** START OF DATA FOR THIS EXERCISE **

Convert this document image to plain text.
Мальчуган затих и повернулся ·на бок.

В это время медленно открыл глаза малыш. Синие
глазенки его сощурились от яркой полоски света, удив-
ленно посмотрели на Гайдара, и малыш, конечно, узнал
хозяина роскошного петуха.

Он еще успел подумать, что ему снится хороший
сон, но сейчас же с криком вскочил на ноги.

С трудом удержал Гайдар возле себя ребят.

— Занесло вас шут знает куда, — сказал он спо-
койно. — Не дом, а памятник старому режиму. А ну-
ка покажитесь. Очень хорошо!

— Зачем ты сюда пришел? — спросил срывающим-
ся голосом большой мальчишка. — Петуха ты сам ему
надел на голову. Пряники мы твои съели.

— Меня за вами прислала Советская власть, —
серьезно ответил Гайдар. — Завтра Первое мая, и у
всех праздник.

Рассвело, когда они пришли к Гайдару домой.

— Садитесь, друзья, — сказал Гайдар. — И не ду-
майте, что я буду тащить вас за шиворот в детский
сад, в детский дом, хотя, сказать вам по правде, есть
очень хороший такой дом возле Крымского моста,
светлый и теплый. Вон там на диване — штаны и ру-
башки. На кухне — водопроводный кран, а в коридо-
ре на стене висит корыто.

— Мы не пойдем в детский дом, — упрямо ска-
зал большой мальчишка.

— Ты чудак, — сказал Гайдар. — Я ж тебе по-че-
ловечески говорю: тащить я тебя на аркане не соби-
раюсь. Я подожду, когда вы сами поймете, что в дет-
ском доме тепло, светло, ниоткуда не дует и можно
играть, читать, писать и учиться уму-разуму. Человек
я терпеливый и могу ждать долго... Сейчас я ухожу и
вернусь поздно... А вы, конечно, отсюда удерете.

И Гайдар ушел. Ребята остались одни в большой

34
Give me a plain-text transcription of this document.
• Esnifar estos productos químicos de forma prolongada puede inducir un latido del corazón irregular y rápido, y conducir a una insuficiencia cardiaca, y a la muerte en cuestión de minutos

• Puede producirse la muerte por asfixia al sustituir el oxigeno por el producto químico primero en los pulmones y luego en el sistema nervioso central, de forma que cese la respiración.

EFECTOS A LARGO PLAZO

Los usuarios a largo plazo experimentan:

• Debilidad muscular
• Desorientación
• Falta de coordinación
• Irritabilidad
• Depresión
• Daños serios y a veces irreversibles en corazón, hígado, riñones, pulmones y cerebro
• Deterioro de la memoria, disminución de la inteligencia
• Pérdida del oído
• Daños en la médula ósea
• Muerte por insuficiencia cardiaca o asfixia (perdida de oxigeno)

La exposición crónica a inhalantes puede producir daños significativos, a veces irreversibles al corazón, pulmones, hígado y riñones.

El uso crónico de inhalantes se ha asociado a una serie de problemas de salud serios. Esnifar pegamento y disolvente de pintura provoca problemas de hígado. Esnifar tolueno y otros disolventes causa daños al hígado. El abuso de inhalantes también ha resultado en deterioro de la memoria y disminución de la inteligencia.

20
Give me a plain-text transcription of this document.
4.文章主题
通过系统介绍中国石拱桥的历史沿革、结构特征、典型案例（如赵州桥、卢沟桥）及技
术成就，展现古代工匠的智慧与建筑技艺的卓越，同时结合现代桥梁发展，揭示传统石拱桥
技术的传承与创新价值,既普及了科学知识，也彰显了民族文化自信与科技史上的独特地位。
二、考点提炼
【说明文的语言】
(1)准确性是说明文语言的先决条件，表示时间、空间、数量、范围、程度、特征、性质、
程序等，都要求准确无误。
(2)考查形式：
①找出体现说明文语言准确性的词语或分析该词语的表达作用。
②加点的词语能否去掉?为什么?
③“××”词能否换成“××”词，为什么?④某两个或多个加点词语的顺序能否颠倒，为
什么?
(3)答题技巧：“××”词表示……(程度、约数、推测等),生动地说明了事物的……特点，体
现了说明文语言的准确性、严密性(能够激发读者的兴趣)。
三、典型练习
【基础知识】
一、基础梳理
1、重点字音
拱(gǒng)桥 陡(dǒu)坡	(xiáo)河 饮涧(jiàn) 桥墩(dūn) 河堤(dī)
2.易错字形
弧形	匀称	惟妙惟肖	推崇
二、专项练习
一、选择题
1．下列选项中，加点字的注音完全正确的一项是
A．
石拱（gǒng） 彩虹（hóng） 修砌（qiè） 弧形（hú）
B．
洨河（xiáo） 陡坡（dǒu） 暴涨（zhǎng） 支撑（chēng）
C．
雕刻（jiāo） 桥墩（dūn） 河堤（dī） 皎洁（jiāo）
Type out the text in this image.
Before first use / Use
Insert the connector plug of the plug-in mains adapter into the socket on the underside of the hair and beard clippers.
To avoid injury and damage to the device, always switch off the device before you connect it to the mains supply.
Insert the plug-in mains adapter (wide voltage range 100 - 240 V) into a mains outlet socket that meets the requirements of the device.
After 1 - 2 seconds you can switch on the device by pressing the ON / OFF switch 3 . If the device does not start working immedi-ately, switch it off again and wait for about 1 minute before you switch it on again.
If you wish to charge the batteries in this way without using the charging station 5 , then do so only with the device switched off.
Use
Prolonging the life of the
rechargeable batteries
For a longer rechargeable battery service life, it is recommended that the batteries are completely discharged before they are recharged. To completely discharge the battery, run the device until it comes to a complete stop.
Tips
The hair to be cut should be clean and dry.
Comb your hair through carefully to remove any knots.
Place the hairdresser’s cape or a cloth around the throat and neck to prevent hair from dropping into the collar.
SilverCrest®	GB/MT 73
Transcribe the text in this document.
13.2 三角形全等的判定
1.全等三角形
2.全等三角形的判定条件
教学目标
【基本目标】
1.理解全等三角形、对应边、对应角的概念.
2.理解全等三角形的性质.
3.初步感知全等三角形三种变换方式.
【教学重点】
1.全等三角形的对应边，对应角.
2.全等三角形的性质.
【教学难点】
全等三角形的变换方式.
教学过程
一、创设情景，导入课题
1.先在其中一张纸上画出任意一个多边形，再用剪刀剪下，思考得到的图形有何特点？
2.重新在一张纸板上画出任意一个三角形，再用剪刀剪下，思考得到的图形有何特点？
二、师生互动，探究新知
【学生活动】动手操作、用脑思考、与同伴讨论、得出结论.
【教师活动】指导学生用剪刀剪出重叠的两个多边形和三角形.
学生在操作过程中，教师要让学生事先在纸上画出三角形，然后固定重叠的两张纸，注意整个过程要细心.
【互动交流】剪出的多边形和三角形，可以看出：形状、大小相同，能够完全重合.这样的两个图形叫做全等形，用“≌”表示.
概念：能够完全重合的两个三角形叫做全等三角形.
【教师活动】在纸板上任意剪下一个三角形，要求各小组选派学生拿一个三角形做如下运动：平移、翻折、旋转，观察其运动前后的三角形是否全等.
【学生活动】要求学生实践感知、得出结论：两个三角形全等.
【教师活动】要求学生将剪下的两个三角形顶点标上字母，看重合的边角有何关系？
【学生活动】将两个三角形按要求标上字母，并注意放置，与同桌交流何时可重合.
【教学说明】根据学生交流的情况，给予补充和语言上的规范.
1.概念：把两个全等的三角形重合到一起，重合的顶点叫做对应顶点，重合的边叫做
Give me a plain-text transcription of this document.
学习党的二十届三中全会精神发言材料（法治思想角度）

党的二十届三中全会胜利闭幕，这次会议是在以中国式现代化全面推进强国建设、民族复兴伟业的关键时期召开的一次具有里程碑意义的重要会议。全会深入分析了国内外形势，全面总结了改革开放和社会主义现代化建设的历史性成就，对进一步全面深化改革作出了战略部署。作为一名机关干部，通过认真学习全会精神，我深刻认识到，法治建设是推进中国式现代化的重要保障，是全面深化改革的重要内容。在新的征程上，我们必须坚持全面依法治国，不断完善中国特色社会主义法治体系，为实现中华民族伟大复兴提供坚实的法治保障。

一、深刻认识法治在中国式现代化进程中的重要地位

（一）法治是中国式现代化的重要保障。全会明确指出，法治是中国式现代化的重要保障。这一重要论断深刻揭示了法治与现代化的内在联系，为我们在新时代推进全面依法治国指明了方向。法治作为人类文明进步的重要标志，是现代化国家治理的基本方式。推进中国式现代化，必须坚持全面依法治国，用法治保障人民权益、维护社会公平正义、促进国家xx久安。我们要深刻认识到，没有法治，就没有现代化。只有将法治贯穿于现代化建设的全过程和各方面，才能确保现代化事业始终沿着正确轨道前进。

** END OF DATA FOR THIS EXERCISE **

TASK DETAILS: Write out each line of the data that holds the string "life".

ANSWER:
Prolonging the life of the
For a longer rechargeable battery service life, it is recommended that the batteries are completely discharged before they are recharged. To completely discharge the battery, run the device until it comes to a complete stop.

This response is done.